§ **TASK**
In the entries below, find every line with "JSON" and copy it.

=-=-=-=-=

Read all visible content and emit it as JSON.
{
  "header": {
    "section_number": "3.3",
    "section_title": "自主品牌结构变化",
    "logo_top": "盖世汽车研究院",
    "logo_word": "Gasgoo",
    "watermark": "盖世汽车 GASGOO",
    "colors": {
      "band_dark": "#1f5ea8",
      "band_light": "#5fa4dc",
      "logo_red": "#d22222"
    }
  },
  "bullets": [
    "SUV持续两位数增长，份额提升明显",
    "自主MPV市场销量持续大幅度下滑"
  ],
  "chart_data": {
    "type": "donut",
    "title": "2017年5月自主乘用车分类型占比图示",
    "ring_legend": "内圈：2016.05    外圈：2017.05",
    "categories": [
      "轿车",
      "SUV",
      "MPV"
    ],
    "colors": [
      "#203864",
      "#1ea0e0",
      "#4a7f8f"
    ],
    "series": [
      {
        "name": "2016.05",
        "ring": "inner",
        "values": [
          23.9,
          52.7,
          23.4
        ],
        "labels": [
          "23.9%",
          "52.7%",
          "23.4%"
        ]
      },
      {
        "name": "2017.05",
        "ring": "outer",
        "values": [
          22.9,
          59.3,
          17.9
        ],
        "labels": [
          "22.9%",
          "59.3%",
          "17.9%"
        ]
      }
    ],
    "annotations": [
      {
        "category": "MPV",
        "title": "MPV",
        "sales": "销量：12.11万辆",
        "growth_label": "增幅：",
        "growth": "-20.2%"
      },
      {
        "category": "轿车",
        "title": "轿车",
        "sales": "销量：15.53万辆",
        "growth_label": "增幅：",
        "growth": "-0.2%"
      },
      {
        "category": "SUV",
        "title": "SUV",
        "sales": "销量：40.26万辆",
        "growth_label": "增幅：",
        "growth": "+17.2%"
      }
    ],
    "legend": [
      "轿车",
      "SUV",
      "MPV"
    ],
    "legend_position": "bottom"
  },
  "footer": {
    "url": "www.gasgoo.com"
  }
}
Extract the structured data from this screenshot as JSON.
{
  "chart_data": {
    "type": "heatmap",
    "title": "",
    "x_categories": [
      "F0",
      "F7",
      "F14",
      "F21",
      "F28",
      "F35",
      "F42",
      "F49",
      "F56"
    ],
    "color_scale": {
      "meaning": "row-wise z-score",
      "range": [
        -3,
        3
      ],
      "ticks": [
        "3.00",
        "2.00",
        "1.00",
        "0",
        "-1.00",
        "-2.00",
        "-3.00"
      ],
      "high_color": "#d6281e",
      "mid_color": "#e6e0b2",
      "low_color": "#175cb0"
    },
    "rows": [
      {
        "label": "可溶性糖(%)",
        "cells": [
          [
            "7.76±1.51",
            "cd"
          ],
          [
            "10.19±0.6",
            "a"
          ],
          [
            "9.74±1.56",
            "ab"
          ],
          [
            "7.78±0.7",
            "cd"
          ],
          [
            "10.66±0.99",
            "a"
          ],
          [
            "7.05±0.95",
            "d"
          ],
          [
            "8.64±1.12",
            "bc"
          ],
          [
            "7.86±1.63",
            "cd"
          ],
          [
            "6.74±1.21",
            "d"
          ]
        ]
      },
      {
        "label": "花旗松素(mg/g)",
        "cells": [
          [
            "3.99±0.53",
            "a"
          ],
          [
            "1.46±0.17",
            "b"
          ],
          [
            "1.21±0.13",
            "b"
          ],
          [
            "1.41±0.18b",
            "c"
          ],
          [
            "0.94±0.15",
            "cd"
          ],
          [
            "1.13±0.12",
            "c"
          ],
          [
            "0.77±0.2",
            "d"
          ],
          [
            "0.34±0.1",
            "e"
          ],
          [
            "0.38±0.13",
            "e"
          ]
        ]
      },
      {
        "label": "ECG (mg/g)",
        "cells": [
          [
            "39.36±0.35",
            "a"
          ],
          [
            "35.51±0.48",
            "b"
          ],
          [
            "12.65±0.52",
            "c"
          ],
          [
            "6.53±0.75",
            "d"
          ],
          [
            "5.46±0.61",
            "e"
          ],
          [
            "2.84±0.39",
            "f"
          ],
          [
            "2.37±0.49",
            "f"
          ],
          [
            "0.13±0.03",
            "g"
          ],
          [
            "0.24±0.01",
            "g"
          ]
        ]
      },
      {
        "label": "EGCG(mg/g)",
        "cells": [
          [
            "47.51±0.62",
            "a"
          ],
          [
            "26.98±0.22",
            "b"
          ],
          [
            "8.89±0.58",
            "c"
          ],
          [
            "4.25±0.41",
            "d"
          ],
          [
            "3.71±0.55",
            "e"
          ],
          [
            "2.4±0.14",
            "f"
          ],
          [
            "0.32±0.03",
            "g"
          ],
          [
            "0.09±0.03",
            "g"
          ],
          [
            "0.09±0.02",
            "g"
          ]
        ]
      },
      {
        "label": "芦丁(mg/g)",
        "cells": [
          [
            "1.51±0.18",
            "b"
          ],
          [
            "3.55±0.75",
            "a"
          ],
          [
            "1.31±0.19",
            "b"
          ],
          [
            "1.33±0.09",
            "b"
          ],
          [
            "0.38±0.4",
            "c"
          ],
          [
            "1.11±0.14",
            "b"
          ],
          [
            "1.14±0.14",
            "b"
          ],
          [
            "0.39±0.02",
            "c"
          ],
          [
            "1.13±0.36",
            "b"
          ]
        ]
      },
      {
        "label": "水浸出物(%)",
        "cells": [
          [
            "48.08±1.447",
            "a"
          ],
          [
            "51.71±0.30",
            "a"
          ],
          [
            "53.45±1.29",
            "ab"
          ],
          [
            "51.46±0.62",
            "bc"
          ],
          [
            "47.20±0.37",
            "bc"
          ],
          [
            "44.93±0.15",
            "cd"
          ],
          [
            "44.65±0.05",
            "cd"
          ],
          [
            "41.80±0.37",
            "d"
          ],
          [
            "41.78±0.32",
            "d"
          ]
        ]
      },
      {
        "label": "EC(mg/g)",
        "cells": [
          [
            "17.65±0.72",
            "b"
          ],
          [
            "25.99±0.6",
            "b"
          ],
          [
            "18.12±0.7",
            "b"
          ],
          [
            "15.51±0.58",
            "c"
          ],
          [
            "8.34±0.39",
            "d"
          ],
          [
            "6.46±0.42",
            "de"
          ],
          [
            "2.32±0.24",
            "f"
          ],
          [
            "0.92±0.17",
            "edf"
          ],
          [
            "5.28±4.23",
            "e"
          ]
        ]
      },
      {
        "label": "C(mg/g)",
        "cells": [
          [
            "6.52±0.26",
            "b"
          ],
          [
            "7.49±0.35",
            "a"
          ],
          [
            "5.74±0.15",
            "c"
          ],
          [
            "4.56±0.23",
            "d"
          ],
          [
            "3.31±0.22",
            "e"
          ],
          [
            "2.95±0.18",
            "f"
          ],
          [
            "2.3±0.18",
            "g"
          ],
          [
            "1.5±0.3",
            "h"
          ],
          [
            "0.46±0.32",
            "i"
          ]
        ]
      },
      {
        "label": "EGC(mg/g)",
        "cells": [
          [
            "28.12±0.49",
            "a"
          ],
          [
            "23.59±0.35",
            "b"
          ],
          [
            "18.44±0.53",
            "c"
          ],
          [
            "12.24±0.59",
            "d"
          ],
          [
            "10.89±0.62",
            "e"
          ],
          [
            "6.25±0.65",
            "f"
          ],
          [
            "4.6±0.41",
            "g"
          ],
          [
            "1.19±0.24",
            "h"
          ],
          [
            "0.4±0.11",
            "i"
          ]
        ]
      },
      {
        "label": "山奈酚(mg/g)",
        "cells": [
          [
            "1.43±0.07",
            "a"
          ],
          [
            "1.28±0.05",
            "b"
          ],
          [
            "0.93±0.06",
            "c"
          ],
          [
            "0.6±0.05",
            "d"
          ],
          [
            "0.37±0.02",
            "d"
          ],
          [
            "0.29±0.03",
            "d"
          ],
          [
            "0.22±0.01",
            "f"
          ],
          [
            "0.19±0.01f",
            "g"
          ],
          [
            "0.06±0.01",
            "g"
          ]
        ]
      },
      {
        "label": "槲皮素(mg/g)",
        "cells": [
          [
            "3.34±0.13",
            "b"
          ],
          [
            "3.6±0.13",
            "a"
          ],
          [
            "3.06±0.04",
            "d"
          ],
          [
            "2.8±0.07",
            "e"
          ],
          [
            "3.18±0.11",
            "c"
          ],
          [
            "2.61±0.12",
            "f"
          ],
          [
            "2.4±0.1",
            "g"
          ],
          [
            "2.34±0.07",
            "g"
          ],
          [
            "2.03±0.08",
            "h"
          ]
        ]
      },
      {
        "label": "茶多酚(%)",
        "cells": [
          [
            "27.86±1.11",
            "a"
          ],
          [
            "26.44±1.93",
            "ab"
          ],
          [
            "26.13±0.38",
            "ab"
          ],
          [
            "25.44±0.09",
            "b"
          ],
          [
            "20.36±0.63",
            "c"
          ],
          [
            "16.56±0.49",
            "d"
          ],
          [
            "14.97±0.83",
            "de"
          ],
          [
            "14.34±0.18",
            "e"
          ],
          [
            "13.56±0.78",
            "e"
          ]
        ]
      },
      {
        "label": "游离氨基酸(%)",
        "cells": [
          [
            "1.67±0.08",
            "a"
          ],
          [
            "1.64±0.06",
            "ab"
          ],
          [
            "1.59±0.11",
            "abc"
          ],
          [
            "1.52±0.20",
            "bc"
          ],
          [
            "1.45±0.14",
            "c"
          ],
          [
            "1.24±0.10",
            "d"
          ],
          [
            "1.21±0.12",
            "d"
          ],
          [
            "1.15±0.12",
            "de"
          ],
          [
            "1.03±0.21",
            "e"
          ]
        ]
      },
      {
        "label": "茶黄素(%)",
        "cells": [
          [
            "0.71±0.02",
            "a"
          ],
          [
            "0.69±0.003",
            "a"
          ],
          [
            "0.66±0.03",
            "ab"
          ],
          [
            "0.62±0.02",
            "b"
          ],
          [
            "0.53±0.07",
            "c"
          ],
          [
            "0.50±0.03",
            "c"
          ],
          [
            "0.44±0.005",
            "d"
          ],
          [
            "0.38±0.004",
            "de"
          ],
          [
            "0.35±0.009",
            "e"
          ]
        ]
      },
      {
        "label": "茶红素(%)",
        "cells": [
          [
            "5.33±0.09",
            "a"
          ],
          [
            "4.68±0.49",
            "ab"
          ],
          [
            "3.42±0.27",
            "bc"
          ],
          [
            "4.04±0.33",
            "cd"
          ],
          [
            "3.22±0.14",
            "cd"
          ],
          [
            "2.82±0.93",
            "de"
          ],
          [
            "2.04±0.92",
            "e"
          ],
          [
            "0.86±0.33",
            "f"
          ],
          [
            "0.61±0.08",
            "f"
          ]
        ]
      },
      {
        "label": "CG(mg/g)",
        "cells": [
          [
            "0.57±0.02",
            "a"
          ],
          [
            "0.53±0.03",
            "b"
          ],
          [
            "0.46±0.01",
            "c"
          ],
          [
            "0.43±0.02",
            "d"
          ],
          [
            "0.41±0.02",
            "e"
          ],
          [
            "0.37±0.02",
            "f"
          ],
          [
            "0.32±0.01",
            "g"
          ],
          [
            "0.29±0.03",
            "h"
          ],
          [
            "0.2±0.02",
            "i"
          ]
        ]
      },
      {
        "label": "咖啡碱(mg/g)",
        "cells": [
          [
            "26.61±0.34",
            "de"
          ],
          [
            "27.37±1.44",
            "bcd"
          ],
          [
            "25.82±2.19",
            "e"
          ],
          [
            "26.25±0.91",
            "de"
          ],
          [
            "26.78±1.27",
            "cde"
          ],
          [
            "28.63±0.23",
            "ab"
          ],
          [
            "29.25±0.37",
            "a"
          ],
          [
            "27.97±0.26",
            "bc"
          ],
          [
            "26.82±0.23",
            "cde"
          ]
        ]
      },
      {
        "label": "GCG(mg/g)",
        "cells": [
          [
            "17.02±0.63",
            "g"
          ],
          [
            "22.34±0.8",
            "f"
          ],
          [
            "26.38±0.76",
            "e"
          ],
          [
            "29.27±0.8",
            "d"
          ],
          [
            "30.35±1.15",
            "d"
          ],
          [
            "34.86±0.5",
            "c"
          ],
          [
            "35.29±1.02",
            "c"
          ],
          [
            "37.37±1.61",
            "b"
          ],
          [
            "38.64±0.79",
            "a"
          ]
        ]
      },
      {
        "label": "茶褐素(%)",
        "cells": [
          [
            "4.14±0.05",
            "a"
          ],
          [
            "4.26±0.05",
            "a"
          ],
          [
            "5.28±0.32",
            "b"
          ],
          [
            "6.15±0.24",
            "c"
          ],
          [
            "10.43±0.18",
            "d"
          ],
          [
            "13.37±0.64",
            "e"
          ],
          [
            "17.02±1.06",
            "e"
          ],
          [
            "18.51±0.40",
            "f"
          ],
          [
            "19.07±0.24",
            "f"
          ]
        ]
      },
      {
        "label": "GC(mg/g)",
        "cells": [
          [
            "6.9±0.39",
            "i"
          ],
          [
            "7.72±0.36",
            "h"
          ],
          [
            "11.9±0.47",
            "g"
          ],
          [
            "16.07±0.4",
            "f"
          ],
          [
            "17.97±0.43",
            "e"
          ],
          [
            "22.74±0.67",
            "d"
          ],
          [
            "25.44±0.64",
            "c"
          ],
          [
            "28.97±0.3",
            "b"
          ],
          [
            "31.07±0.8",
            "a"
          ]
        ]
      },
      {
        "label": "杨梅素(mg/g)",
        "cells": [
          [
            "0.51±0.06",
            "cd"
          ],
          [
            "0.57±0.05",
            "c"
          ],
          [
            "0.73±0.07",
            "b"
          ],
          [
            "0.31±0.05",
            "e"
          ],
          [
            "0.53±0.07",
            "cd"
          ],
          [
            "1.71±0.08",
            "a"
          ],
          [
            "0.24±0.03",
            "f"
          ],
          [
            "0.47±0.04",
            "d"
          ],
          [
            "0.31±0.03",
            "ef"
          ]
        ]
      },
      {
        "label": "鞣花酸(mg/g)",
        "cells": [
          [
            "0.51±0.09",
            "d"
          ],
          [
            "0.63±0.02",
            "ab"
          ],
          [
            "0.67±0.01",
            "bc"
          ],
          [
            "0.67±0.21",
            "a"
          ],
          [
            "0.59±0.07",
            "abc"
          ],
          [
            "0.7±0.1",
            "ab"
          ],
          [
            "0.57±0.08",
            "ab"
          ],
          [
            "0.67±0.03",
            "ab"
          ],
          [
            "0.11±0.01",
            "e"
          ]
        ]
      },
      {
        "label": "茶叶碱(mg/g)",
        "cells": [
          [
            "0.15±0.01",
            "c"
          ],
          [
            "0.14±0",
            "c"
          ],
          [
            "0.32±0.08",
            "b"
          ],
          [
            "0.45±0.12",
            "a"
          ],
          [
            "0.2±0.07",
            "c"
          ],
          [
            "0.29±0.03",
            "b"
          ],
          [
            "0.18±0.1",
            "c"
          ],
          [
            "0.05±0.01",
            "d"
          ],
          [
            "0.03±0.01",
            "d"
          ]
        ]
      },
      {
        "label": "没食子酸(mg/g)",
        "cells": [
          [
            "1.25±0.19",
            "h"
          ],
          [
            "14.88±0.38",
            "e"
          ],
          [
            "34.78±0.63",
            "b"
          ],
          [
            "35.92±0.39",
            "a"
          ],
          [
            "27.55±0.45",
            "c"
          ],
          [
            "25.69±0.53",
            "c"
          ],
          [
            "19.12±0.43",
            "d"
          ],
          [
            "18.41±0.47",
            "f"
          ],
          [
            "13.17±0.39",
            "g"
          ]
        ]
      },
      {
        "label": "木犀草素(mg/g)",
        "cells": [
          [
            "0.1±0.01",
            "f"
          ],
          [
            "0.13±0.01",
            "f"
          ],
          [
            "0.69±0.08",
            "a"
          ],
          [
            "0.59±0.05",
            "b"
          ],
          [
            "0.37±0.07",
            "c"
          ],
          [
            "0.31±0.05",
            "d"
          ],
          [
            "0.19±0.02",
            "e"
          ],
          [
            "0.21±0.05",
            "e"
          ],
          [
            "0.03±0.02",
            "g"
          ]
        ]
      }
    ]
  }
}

=-=-=-=-=

§ **EXERCISE ANSWER**
Read all visible content and emit it as JSON.
Extract the structured data from this screenshot as JSON.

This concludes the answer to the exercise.